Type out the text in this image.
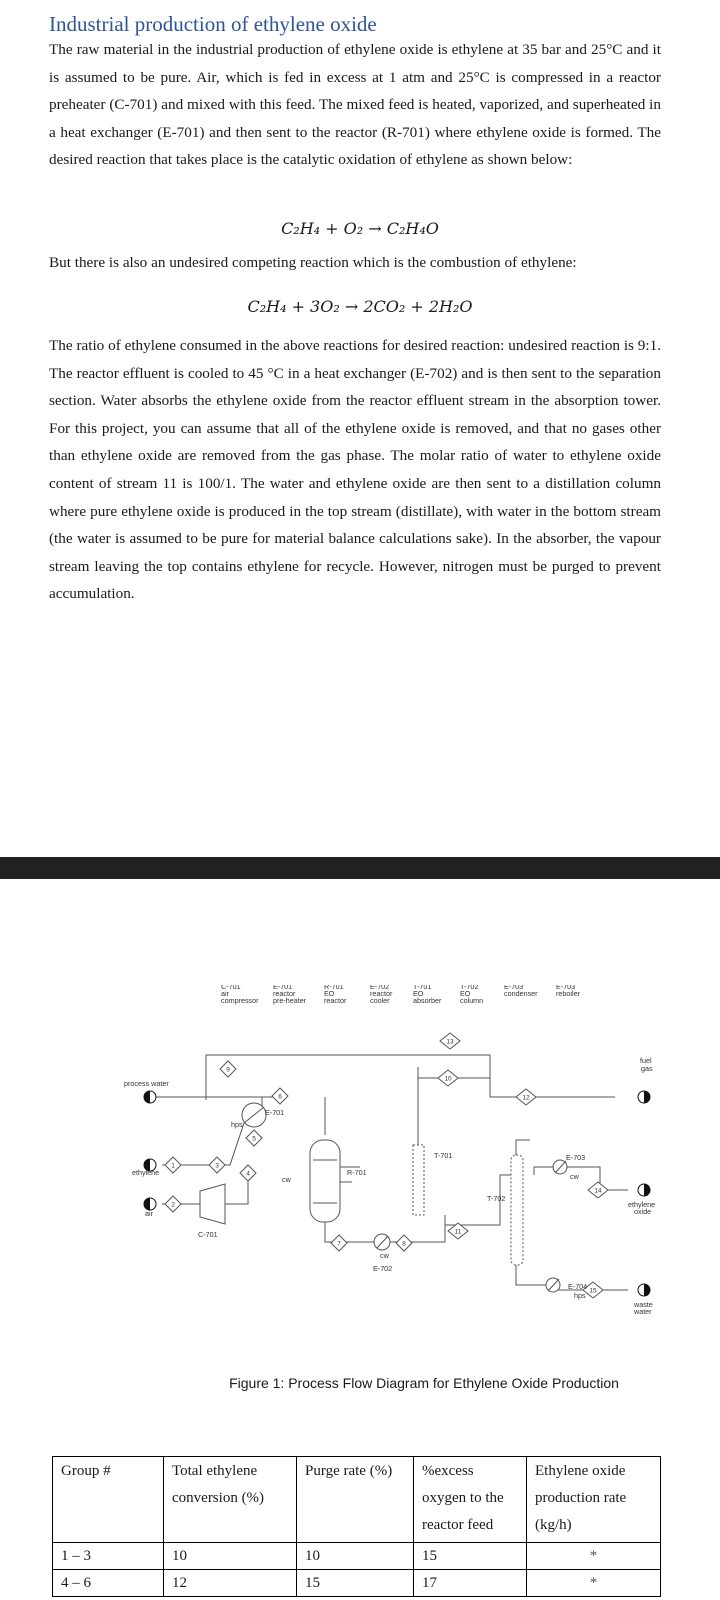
Industrial production of ethylene oxide

The raw material in the industrial production of ethylene oxide is ethylene at 35 bar and 25°C and it is assumed to be pure. Air, which is fed in excess at 1 atm and 25°C is compressed in a reactor preheater (C-701) and mixed with this feed. The mixed feed is heated, vaporized, and superheated in a heat exchanger (E-701) and then sent to the reactor (R-701) where ethylene oxide is formed. The desired reaction that takes place is the catalytic oxidation of ethylene as shown below:

C₂H₄ + O₂ → C₂H₄O
But there is also an undesired competing reaction which is the combustion of ethylene:
C₂H₄ + 3O₂ → 2CO₂ + 2H₂O

The ratio of ethylene consumed in the above reactions for desired reaction: undesired reaction is 9:1. The reactor effluent is cooled to 45 °C in a heat exchanger (E-702) and is then sent to the separation section. Water absorbs the ethylene oxide from the reactor effluent stream in the absorption tower. For this project, you can assume that all of the ethylene oxide is removed, and that no gases other than ethylene oxide are removed from the gas phase. The molar ratio of water to ethylene oxide content of stream 11 is 100/1. The water and ethylene oxide are then sent to a distillation column where pure ethylene oxide is produced in the top stream (distillate), with water in the bottom stream (the water is assumed to be pure for material balance calculations sake). In the absorber, the vapour stream leaving the top contains ethylene for recycle. However, nitrogen must be purged to prevent accumulation.

C-701
air
compressor
E-701
reactor
pre-heater
R-701
EO
reactor
E-702
reactor
cooler
T-701
EO
absorber
T-702
EO
column
E-703
condenser
E-703
reboiler
1
2
3
4
5
6
7	8
9
10
11
12
13
14
15
process water
ethylene
air
fuel
gas
ethylene
oxide
waste
water
hps
hps
cw
cw
cw
C-701
E-701
R-701
E-702
T-701
T-702
E-703
E-704
Figure 1: Process Flow Diagram for Ethylene Oxide Production
Group #	Total ethylene conversion (%)	Purge rate (%)	%excess oxygen to the reactor feed	Ethylene oxide production rate (kg/h)
1 – 3	10	10	15	*
4 – 6	12	15	17	*
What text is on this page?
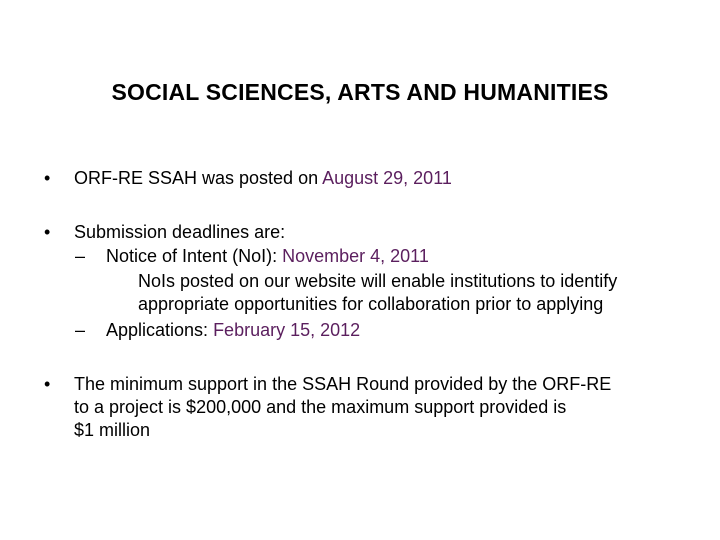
SOCIAL SCIENCES, ARTS AND HUMANITIES
• ORF-RE SSAH was posted on August 29, 2011
• Submission deadlines are:
– Notice of Intent (NoI): November 4, 2011
NoIs posted on our website will enable institutions to identify
appropriate opportunities for collaboration prior to applying
– Applications: February 15, 2012
• The minimum support in the SSAH Round provided by the ORF-RE
to a project is $200,000 and the maximum support provided is
$1 million
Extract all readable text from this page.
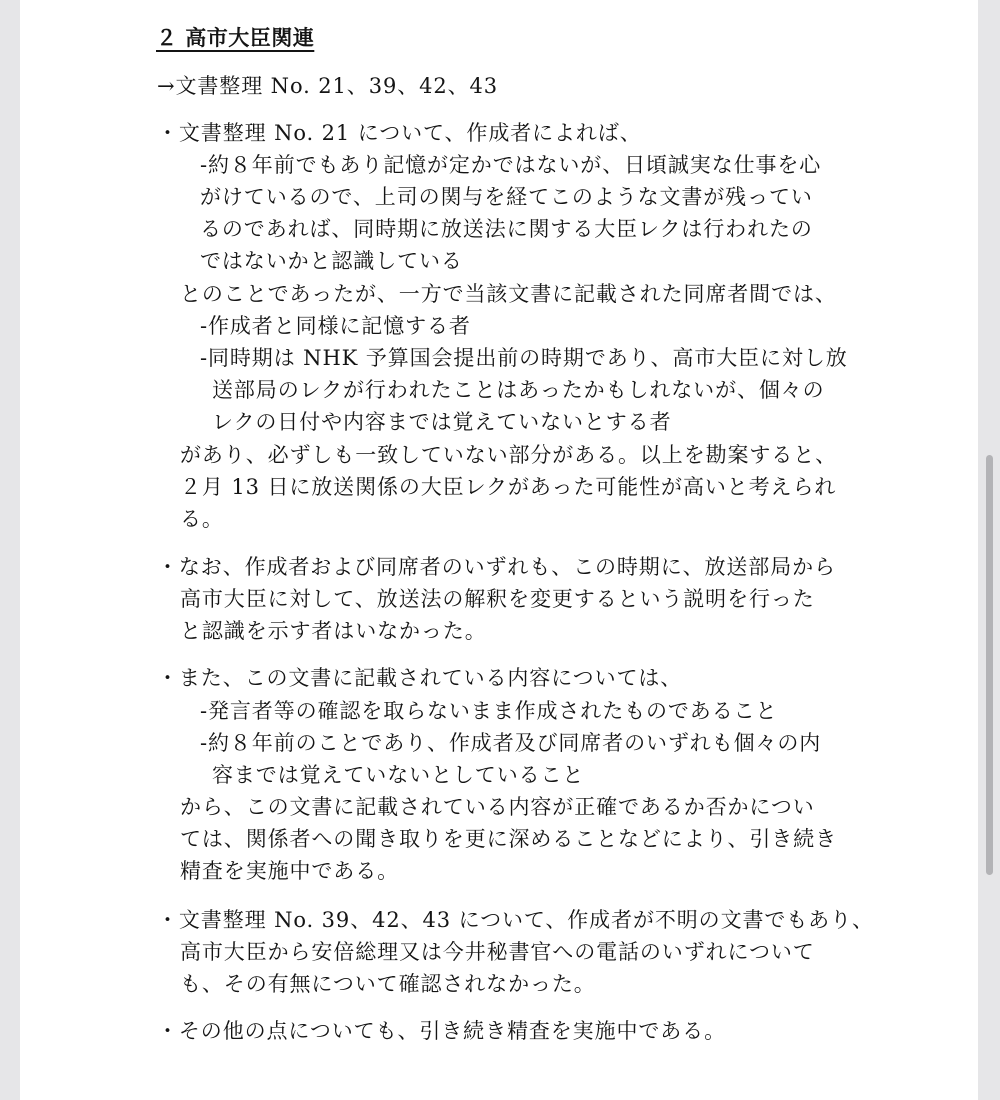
２ 高市大臣関連
→文書整理 No. 21、39、42、43
・文書整理 No. 21 について、作成者によれば、
-約８年前でもあり記憶が定かではないが、日頃誠実な仕事を心
がけているので、上司の関与を経てこのような文書が残ってい
るのであれば、同時期に放送法に関する大臣レクは行われたの
ではないかと認識している
とのことであったが、一方で当該文書に記載された同席者間では、
-作成者と同様に記憶する者
-同時期は NHK 予算国会提出前の時期であり、高市大臣に対し放
送部局のレクが行われたことはあったかもしれないが、個々の
レクの日付や内容までは覚えていないとする者
があり、必ずしも一致していない部分がある。以上を勘案すると、
２月 13 日に放送関係の大臣レクがあった可能性が高いと考えられ
る。
・なお、作成者および同席者のいずれも、この時期に、放送部局から
高市大臣に対して、放送法の解釈を変更するという説明を行った
と認識を示す者はいなかった。
・また、この文書に記載されている内容については、
-発言者等の確認を取らないまま作成されたものであること
-約８年前のことであり、作成者及び同席者のいずれも個々の内
容までは覚えていないとしていること
から、この文書に記載されている内容が正確であるか否かについ
ては、関係者への聞き取りを更に深めることなどにより、引き続き
精査を実施中である。
・文書整理 No. 39、42、43 について、作成者が不明の文書でもあり、
高市大臣から安倍総理又は今井秘書官への電話のいずれについて
も、その有無について確認されなかった。
・その他の点についても、引き続き精査を実施中である。
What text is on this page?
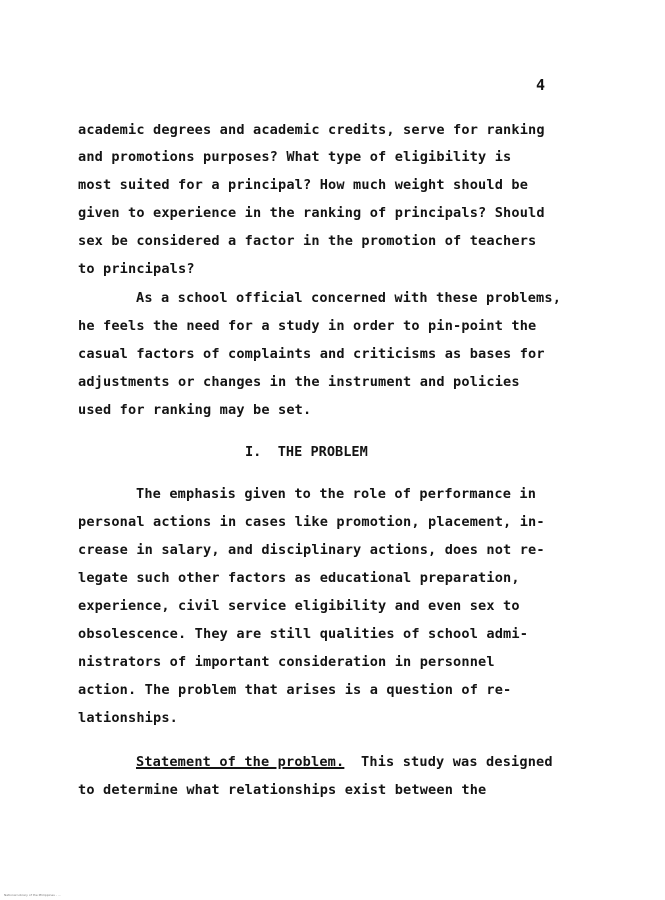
4
academic degrees and academic credits, serve for ranking
and promotions purposes? What type of eligibility is
most suited for a principal? How much weight should be
given to experience in the ranking of principals? Should
sex be considered a factor in the promotion of teachers
to principals?
As a school official concerned with these problems,
he feels the need for a study in order to pin-point the
casual factors of complaints and criticisms as bases for
adjustments or changes in the instrument and policies
used for ranking may be set.
I.  THE PROBLEM
The emphasis given to the role of performance in
personal actions in cases like promotion, placement, in-
crease in salary, and disciplinary actions, does not re-
legate such other factors as educational preparation,
experience, civil service eligibility and even sex to
obsolescence. They are still qualities of school admi-
nistrators of important consideration in personnel
action. The problem that arises is a question of re-
lationships.
Statement of the problem.  This study was designed
to determine what relationships exist between the
National Library of the Philippines - ...
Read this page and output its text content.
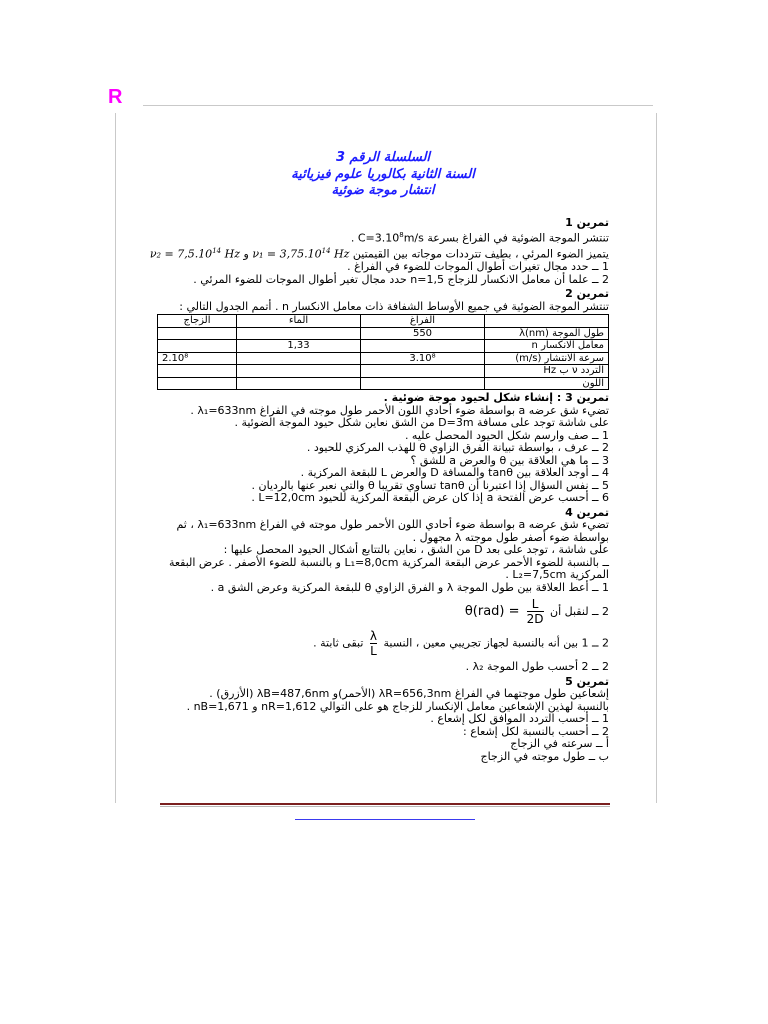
R
السلسلة الرقم 3
السنة الثانية بكالوريا علوم فيزيائية
انتشار موجة ضوئية
تمرين 1
تنتشر الموجة الضوئية في الفراغ بسرعة $C=3.10^8m/s$ .
يتميز الضوء المرئي ، بطيف تترددات موجاته بين القيمتين $\nu_1 = 3,75.10^{14}$ Hz و $\nu_2 = 7,5.10^{14}$ Hz
1 ــ حدد مجال تغيرات أطوال الموجات للضوء في الفراغ .
2 ــ علما أن معامل الانكسار للزجاج n=1,5 حدد مجال تغير أطوال الموجات للضوء المرئي .
تمرين 2
تنتشر الموجة الضوئية في جميع الأوساط الشفافة ذات معامل الانكسار n . أتمم الجدول التالي :
	الفراغ	الماء	الزجاج
طول الموجة λ(nm)	550		
معامل الانكسار n		1,33	
سرعة الانتشار (m/s)	3.10⁸		2.10⁸
التردد ν ب Hz			
اللون			
تمرين 3 : إنشاء شكل لحيود موجة ضوئية .
تضيء شق عرضه a بواسطة ضوء أحادي اللون الأحمر طول موجته في الفراغ λ₁=633nm .
على شاشة توجد على مسافة D=3m من الشق نعاين شكل حيود الموجة الضوئية .
1 ــ صف وارسم شكل الحيود المحصل عليه .
2 ــ عرف ، بواسطة تبيانة الفرق الزاوي θ للهذب المركزي للحيود .
3 ــ ما هي العلاقة بين θ والعرض a للشق ؟
4 ــ أوجد العلاقة بين tanθ والمسافة D والعرض L للبقعة المركزية .
5 ــ نفس السؤال إذا اعتبرنا أن tanθ تساوي تقريبا θ والتي نعبر عنها بالرديان .
6 ــ أحسب عرض الفتحة a إذا كان عرض البقعة المركزية للحيود L=12,0cm .
تمرين 4
تضيء شق عرضه a بواسطة ضوء أحادي اللون الأحمر طول موجته في الفراغ λ₁=633nm ، ثم بواسطة ضوء أصفر طول موجته λ مجهول .
على شاشة ، توجد على بعد D من الشق ، نعاين بالتتابع أشكال الحيود المحصل عليها :
ــ بالنسبة للضوء الأحمر عرض البقعة المركزية L₁=8,0cm و بالنسبة للضوء الأصفر . عرض البقعة المركزية L₂=7,5cm .
1 ــ أعط العلاقة بين طول الموجة λ و الفرق الزاوي θ للبقعة المركزية وعرض الشق a .
2 ــ لنقبل أن $\theta(rad) = \frac{L}{2D}$
2 ــ 1 بين أنه بالنسبة لجهاز تجريبي معين ، النسبة
$\frac{\lambda}{L}$
تبقى ثابتة .
2 ــ 2 أحسب طول الموجة λ₂ .
تمرين 5
إشعاعين طول موجتهما في الفراغ λR=656,3nm (الأحمر)و λB=487,6nm (الأزرق) .
بالنسبة لهذين الإشعاعين معامل الإنكسار للزجاج هو على التوالي nR=1,612 و nB=1,671 .
1 ــ أحسب التردد الموافق لكل إشعاع .
2 ــ أحسب بالنسبة لكل إشعاع :
أ ــ سرعته في الزجاج
ب ــ طول موجته في الزجاج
********
WHAT TO WORK ON =>
Copy out all the data without changing anything, and drop the pictures.

THE RESULT =>
Type out the text in this image.
Industrial production of ethylene oxide

The raw material in the industrial production of ethylene oxide is ethylene at 35 bar and 25°C and it is assumed to be pure. Air, which is fed in excess at 1 atm and 25°C is compressed in a reactor preheater (C-701) and mixed with this feed. The mixed feed is heated, vaporized, and superheated in a heat exchanger (E-701) and then sent to the reactor (R-701) where ethylene oxide is formed. The desired reaction that takes place is the catalytic oxidation of ethylene as shown below:

C₂H₄ + O₂ → C₂H₄O
But there is also an undesired competing reaction which is the combustion of ethylene:
C₂H₄ + 3O₂ → 2CO₂ + 2H₂O

The ratio of ethylene consumed in the above reactions for desired reaction: undesired reaction is 9:1. The reactor effluent is cooled to 45 °C in a heat exchanger (E-702) and is then sent to the separation section. Water absorbs the ethylene oxide from the reactor effluent stream in the absorption tower. For this project, you can assume that all of the ethylene oxide is removed, and that no gases other than ethylene oxide are removed from the gas phase. The molar ratio of water to ethylene oxide content of stream 11 is 100/1. The water and ethylene oxide are then sent to a distillation column where pure ethylene oxide is produced in the top stream (distillate), with water in the bottom stream (the water is assumed to be pure for material balance calculations sake). In the absorber, the vapour stream leaving the top contains ethylene for recycle. However, nitrogen must be purged to prevent accumulation.

C-701
air
compressor
E-701
reactor
pre-heater
R-701
EO
reactor
E-702
reactor
cooler
T-701
EO
absorber
T-702
EO
column
E-703
condenser
E-703
reboiler
1
2
3
4
5
6
7	8
9
10
11
12
13
14
15
process water
ethylene
air
fuel
gas
ethylene
oxide
waste
water
hps
hps
cw
cw
cw
C-701
E-701
R-701
E-702
T-701
T-702
E-703
E-704
Figure 1: Process Flow Diagram for Ethylene Oxide Production
Group #	Total ethylene conversion (%)	Purge rate (%)	%excess oxygen to the reactor feed	Ethylene oxide production rate (kg/h)
1 – 3	10	10	15	*
4 – 6	12	15	17	*
What text is on this page?
SOCIAL SCIENCES, ARTS AND HUMANITIES
• ORF-RE SSAH was posted on August 29, 2011
• Submission deadlines are:
– Notice of Intent (NoI): November 4, 2011
NoIs posted on our website will enable institutions to identify
appropriate opportunities for collaboration prior to applying
– Applications: February 15, 2012
• The minimum support in the SSAH Round provided by the ORF-RE
to a project is $200,000 and the maximum support provided is
$1 million
Extract all readable text from this page.
２ 高市大臣関連
→文書整理 No. 21、39、42、43
・文書整理 No. 21 について、作成者によれば、
-約８年前でもあり記憶が定かではないが、日頃誠実な仕事を心
がけているので、上司の関与を経てこのような文書が残ってい
るのであれば、同時期に放送法に関する大臣レクは行われたの
ではないかと認識している
とのことであったが、一方で当該文書に記載された同席者間では、
-作成者と同様に記憶する者
-同時期は NHK 予算国会提出前の時期であり、高市大臣に対し放
送部局のレクが行われたことはあったかもしれないが、個々の
レクの日付や内容までは覚えていないとする者
があり、必ずしも一致していない部分がある。以上を勘案すると、
２月 13 日に放送関係の大臣レクがあった可能性が高いと考えられ
る。
・なお、作成者および同席者のいずれも、この時期に、放送部局から
高市大臣に対して、放送法の解釈を変更するという説明を行った
と認識を示す者はいなかった。
・また、この文書に記載されている内容については、
-発言者等の確認を取らないまま作成されたものであること
-約８年前のことであり、作成者及び同席者のいずれも個々の内
容までは覚えていないとしていること
から、この文書に記載されている内容が正確であるか否かについ
ては、関係者への聞き取りを更に深めることなどにより、引き続き
精査を実施中である。
・文書整理 No. 39、42、43 について、作成者が不明の文書でもあり、
高市大臣から安倍総理又は今井秘書官への電話のいずれについて
も、その有無について確認されなかった。
・その他の点についても、引き続き精査を実施中である。
What text is on this page?
4
academic degrees and academic credits, serve for ranking
and promotions purposes? What type of eligibility is
most suited for a principal? How much weight should be
given to experience in the ranking of principals? Should
sex be considered a factor in the promotion of teachers
to principals?
As a school official concerned with these problems,
he feels the need for a study in order to pin-point the
casual factors of complaints and criticisms as bases for
adjustments or changes in the instrument and policies
used for ranking may be set.
I.  THE PROBLEM
The emphasis given to the role of performance in
personal actions in cases like promotion, placement, in-
crease in salary, and disciplinary actions, does not re-
legate such other factors as educational preparation,
experience, civil service eligibility and even sex to
obsolescence. They are still qualities of school admi-
nistrators of important consideration in personnel
action. The problem that arises is a question of re-
lationships.
Statement of the problem.  This study was designed
to determine what relationships exist between the
National Library of the Philippines - ...
Read this page and output its text content.
R
السلسلة الرقم 3
السنة الثانية بكالوريا علوم فيزيائية
انتشار موجة ضوئية
تمرين 1
تنتشر الموجة الضوئية في الفراغ بسرعة $C=3.10^8m/s$ .
يتميز الضوء المرئي ، بطيف تترددات موجاته بين القيمتين $\nu_1 = 3,75.10^{14}$ Hz و $\nu_2 = 7,5.10^{14}$ Hz
1 ــ حدد مجال تغيرات أطوال الموجات للضوء في الفراغ .
2 ــ علما أن معامل الانكسار للزجاج n=1,5 حدد مجال تغير أطوال الموجات للضوء المرئي .
تمرين 2
تنتشر الموجة الضوئية في جميع الأوساط الشفافة ذات معامل الانكسار n . أتمم الجدول التالي :
	الفراغ	الماء	الزجاج
طول الموجة λ(nm)	550		
معامل الانكسار n		1,33	
سرعة الانتشار (m/s)	3.10⁸		2.10⁸
التردد ν ب Hz			
اللون			
تمرين 3 : إنشاء شكل لحيود موجة ضوئية .
تضيء شق عرضه a بواسطة ضوء أحادي اللون الأحمر طول موجته في الفراغ λ₁=633nm .
على شاشة توجد على مسافة D=3m من الشق نعاين شكل حيود الموجة الضوئية .
1 ــ صف وارسم شكل الحيود المحصل عليه .
2 ــ عرف ، بواسطة تبيانة الفرق الزاوي θ للهذب المركزي للحيود .
3 ــ ما هي العلاقة بين θ والعرض a للشق ؟
4 ــ أوجد العلاقة بين tanθ والمسافة D والعرض L للبقعة المركزية .
5 ــ نفس السؤال إذا اعتبرنا أن tanθ تساوي تقريبا θ والتي نعبر عنها بالرديان .
6 ــ أحسب عرض الفتحة a إذا كان عرض البقعة المركزية للحيود L=12,0cm .
تمرين 4
تضيء شق عرضه a بواسطة ضوء أحادي اللون الأحمر طول موجته في الفراغ λ₁=633nm ، ثم بواسطة ضوء أصفر طول موجته λ مجهول .
على شاشة ، توجد على بعد D من الشق ، نعاين بالتتابع أشكال الحيود المحصل عليها :
ــ بالنسبة للضوء الأحمر عرض البقعة المركزية L₁=8,0cm و بالنسبة للضوء الأصفر . عرض البقعة المركزية L₂=7,5cm .
1 ــ أعط العلاقة بين طول الموجة λ و الفرق الزاوي θ للبقعة المركزية وعرض الشق a .
2 ــ لنقبل أن $\theta(rad) = \frac{L}{2D}$
2 ــ 1 بين أنه بالنسبة لجهاز تجريبي معين ، النسبة
$\frac{\lambda}{L}$
تبقى ثابتة .
2 ــ 2 أحسب طول الموجة λ₂ .
تمرين 5
إشعاعين طول موجتهما في الفراغ λR=656,3nm (الأحمر)و λB=487,6nm (الأزرق) .
بالنسبة لهذين الإشعاعين معامل الإنكسار للزجاج هو على التوالي nR=1,612 و nB=1,671 .
1 ــ أحسب التردد الموافق لكل إشعاع .
2 ــ أحسب بالنسبة لكل إشعاع :
أ ــ سرعته في الزجاج
ب ــ طول موجته في الزجاج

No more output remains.